PROBLEM TO SOLVE: From the listing below, extract each entry exactly as written, minus the images.

==== EXERCISE INPUTS ====

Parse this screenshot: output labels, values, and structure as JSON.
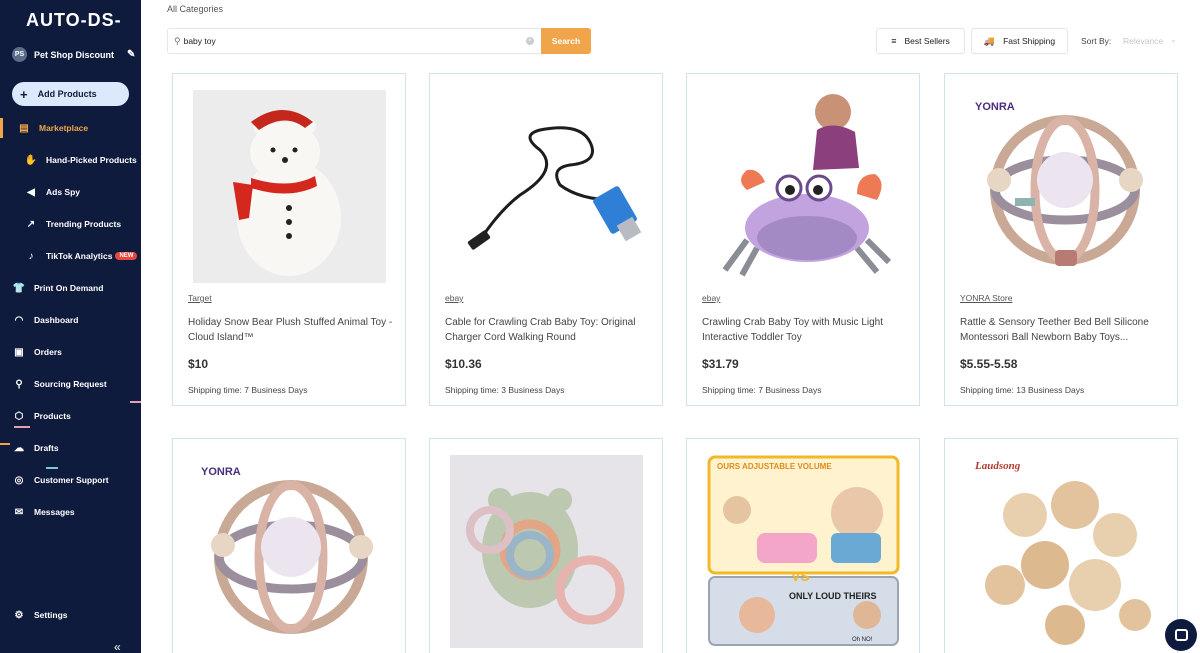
{
  "app": {
    "logo": "AUTO-DS-"
  },
  "sidebar": {
    "store_avatar": "PS",
    "store_name": "Pet Shop Discount",
    "add_products": "Add Products",
    "items": [
      {
        "label": "Marketplace",
        "icon": "store-icon",
        "active": true
      },
      {
        "label": "Hand-Picked Products",
        "icon": "hand-picked-icon"
      },
      {
        "label": "Ads Spy",
        "icon": "megaphone-icon"
      },
      {
        "label": "Trending Products",
        "icon": "trend-chart-icon"
      },
      {
        "label": "TikTok Analytics",
        "icon": "tiktok-icon",
        "badge": "NEW"
      },
      {
        "label": "Print On Demand",
        "icon": "tshirt-icon"
      },
      {
        "label": "Dashboard",
        "icon": "gauge-icon"
      },
      {
        "label": "Orders",
        "icon": "orders-icon"
      },
      {
        "label": "Sourcing Request",
        "icon": "sourcing-icon"
      },
      {
        "label": "Products",
        "icon": "box-icon"
      },
      {
        "label": "Drafts",
        "icon": "cloud-upload-icon"
      },
      {
        "label": "Customer Support",
        "icon": "headset-icon"
      },
      {
        "label": "Messages",
        "icon": "mail-icon"
      },
      {
        "label": "Settings",
        "icon": "gear-icon"
      }
    ],
    "collapse": "«"
  },
  "main": {
    "breadcrumb": "All Categories",
    "search": {
      "value": "baby toy",
      "button": "Search"
    },
    "filters": {
      "best_sellers": "Best Sellers",
      "fast_shipping": "Fast Shipping"
    },
    "sort": {
      "label": "Sort By:",
      "value": "Relevance"
    }
  },
  "products": [
    {
      "store": "Target",
      "title": "Holiday Snow Bear Plush Stuffed Animal Toy - Cloud Island™",
      "price": "$10",
      "shipping": "Shipping time: 7 Business Days"
    },
    {
      "store": "ebay",
      "title": "Cable for Crawling Crab Baby Toy: Original Charger Cord Walking Round",
      "price": "$10.36",
      "shipping": "Shipping time: 3 Business Days"
    },
    {
      "store": "ebay",
      "title": "Crawling Crab Baby Toy with Music Light Interactive Toddler Toy",
      "price": "$31.79",
      "shipping": "Shipping time: 7 Business Days"
    },
    {
      "store": "YONRA Store",
      "title": "Rattle & Sensory Teether Bed Bell Silicone Montessori Ball Newborn Baby Toys...",
      "price": "$5.55-5.58",
      "shipping": "Shipping time: 13 Business Days"
    }
  ],
  "image_text": {
    "brand_yonra": "YONRA",
    "brand_laudsong": "Laudsong",
    "ad_headline": "OURS ADJUSTABLE VOLUME",
    "ad_vs": "VS",
    "ad_loud": "ONLY LOUD THEIRS",
    "ad_ohno": "Oh NO!"
  },
  "colors": {
    "sidebar": "#0f1b3d",
    "accent": "#f0a54a",
    "card_border": "#cfe3f0"
  }
}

====

RIGHT ANSWER:
Parse this screenshot: output labels, values, and structure as JSON.
{
  "app": {
    "logo": "AUTO-DS-"
  },
  "sidebar": {
    "store_avatar": "PS",
    "store_name": "Pet Shop Discount",
    "add_products": "Add Products",
    "items": [
      {
        "label": "Marketplace",
        "icon": "store-icon",
        "active": true
      },
      {
        "label": "Hand-Picked Products",
        "icon": "hand-picked-icon"
      },
      {
        "label": "Ads Spy",
        "icon": "megaphone-icon"
      },
      {
        "label": "Trending Products",
        "icon": "trend-chart-icon"
      },
      {
        "label": "TikTok Analytics",
        "icon": "tiktok-icon",
        "badge": "NEW"
      },
      {
        "label": "Print On Demand",
        "icon": "tshirt-icon"
      },
      {
        "label": "Dashboard",
        "icon": "gauge-icon"
      },
      {
        "label": "Orders",
        "icon": "orders-icon"
      },
      {
        "label": "Sourcing Request",
        "icon": "sourcing-icon"
      },
      {
        "label": "Products",
        "icon": "box-icon"
      },
      {
        "label": "Drafts",
        "icon": "cloud-upload-icon"
      },
      {
        "label": "Customer Support",
        "icon": "headset-icon"
      },
      {
        "label": "Messages",
        "icon": "mail-icon"
      },
      {
        "label": "Settings",
        "icon": "gear-icon"
      }
    ],
    "collapse": "«"
  },
  "main": {
    "breadcrumb": "All Categories",
    "search": {
      "value": "baby toy",
      "button": "Search"
    },
    "filters": {
      "best_sellers": "Best Sellers",
      "fast_shipping": "Fast Shipping"
    },
    "sort": {
      "label": "Sort By:",
      "value": "Relevance"
    }
  },
  "products": [
    {
      "store": "Target",
      "title": "Holiday Snow Bear Plush Stuffed Animal Toy - Cloud Island™",
      "price": "$10",
      "shipping": "Shipping time: 7 Business Days"
    },
    {
      "store": "ebay",
      "title": "Cable for Crawling Crab Baby Toy: Original Charger Cord Walking Round",
      "price": "$10.36",
      "shipping": "Shipping time: 3 Business Days"
    },
    {
      "store": "ebay",
      "title": "Crawling Crab Baby Toy with Music Light Interactive Toddler Toy",
      "price": "$31.79",
      "shipping": "Shipping time: 7 Business Days"
    },
    {
      "store": "YONRA Store",
      "title": "Rattle & Sensory Teether Bed Bell Silicone Montessori Ball Newborn Baby Toys...",
      "price": "$5.55-5.58",
      "shipping": "Shipping time: 13 Business Days"
    }
  ],
  "image_text": {
    "brand_yonra": "YONRA",
    "brand_laudsong": "Laudsong",
    "ad_headline": "OURS ADJUSTABLE VOLUME",
    "ad_vs": "VS",
    "ad_loud": "ONLY LOUD THEIRS",
    "ad_ohno": "Oh NO!"
  },
  "colors": {
    "sidebar": "#0f1b3d",
    "accent": "#f0a54a",
    "card_border": "#cfe3f0"
  }
}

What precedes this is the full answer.